» Record set:
%%
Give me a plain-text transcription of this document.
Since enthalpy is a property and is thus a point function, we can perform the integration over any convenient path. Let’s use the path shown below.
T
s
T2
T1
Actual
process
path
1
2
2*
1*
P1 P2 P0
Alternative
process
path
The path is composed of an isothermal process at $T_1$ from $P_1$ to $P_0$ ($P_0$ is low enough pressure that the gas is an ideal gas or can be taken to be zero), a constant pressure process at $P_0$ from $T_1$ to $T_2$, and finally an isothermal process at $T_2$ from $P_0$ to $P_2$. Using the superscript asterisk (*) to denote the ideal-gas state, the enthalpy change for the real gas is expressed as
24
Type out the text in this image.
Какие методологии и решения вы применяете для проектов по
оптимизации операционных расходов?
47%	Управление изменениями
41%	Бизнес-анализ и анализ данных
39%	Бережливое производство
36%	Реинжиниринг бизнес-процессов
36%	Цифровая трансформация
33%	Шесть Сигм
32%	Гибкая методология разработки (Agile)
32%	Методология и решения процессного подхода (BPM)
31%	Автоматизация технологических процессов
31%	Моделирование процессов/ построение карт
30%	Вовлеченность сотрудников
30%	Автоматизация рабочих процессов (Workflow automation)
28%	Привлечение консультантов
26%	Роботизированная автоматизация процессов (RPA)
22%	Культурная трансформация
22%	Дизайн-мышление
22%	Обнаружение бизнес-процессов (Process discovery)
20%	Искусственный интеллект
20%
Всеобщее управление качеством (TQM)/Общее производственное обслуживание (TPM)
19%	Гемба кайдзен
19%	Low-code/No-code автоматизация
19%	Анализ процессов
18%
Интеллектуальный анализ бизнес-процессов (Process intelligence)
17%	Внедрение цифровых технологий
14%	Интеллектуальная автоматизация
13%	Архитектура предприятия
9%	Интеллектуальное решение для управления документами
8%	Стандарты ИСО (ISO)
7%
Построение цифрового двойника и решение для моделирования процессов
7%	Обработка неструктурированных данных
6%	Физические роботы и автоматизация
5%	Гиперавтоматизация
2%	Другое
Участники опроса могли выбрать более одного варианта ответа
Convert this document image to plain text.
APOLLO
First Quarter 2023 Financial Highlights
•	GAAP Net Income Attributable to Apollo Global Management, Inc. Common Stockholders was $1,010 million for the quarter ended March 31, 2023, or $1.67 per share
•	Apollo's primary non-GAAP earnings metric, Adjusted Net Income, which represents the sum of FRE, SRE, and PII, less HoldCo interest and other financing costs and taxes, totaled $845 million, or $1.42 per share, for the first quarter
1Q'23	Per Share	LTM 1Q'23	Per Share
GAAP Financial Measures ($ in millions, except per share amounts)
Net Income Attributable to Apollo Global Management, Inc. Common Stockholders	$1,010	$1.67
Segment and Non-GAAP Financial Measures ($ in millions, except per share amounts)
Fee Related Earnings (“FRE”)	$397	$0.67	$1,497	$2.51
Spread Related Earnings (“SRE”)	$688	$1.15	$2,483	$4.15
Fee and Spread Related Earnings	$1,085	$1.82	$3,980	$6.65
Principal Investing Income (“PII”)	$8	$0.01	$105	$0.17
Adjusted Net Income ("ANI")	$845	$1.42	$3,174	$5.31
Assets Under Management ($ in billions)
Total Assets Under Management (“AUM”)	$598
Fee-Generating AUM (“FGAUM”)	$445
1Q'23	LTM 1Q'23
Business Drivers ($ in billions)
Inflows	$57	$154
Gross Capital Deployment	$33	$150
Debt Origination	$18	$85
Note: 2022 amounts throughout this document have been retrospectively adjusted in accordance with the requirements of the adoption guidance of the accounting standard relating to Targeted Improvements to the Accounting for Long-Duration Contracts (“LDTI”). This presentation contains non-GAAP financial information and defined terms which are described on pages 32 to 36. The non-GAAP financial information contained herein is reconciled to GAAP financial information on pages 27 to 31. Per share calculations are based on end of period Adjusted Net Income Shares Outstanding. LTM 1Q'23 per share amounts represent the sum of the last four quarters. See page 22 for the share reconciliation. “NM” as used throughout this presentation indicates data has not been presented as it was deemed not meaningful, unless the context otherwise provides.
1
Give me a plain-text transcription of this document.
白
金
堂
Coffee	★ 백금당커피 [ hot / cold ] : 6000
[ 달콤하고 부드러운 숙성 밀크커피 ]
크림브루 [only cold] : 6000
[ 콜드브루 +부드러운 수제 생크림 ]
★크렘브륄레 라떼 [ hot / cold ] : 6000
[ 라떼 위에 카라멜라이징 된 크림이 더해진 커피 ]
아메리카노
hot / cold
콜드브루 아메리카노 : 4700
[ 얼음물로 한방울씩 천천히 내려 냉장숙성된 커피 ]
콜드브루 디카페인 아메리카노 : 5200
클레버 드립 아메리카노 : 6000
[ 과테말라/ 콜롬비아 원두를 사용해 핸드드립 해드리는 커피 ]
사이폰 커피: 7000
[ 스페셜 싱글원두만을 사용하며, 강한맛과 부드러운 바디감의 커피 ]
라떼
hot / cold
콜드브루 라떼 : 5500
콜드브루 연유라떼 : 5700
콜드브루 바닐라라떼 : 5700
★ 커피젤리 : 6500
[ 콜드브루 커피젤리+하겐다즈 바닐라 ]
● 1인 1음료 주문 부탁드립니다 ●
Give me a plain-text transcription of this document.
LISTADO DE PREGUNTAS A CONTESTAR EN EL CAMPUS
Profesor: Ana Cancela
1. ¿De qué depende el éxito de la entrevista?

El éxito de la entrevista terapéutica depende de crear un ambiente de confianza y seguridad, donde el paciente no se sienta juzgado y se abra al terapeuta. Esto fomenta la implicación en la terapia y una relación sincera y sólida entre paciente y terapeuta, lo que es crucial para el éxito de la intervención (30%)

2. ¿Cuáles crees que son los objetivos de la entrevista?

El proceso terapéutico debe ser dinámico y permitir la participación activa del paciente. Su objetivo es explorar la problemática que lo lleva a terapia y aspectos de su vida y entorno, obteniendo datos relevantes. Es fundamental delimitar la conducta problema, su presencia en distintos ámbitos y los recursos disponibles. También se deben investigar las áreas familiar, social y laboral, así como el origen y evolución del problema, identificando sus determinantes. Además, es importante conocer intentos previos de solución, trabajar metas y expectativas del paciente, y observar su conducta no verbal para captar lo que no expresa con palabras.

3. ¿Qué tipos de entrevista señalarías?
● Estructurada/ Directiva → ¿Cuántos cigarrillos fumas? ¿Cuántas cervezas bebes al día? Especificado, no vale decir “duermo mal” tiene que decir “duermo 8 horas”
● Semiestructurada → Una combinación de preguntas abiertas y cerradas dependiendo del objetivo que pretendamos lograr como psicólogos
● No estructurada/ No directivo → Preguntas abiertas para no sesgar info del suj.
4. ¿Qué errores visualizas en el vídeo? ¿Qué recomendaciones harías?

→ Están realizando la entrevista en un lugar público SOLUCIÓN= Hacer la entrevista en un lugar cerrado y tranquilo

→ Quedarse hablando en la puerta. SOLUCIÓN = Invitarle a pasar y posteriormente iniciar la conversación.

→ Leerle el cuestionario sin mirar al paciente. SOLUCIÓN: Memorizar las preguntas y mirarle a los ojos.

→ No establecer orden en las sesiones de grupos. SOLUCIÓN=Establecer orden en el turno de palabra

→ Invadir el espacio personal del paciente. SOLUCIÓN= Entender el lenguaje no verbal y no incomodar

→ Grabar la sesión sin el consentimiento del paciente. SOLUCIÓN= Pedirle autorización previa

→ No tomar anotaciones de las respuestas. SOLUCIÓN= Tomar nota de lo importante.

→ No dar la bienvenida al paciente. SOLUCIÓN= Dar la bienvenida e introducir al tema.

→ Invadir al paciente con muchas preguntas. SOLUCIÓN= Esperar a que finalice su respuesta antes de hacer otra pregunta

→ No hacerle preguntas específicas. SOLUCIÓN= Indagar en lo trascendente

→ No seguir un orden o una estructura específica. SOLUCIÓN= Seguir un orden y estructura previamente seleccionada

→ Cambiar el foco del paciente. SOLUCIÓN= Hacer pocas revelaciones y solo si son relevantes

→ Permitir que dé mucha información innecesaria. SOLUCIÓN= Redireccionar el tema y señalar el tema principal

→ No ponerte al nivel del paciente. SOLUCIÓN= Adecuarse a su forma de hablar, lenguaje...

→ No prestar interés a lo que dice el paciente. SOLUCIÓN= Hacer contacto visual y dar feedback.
%%
» Exercise brief: State the count of lines with the word "image" in them, and write nothing else.

» In response: 2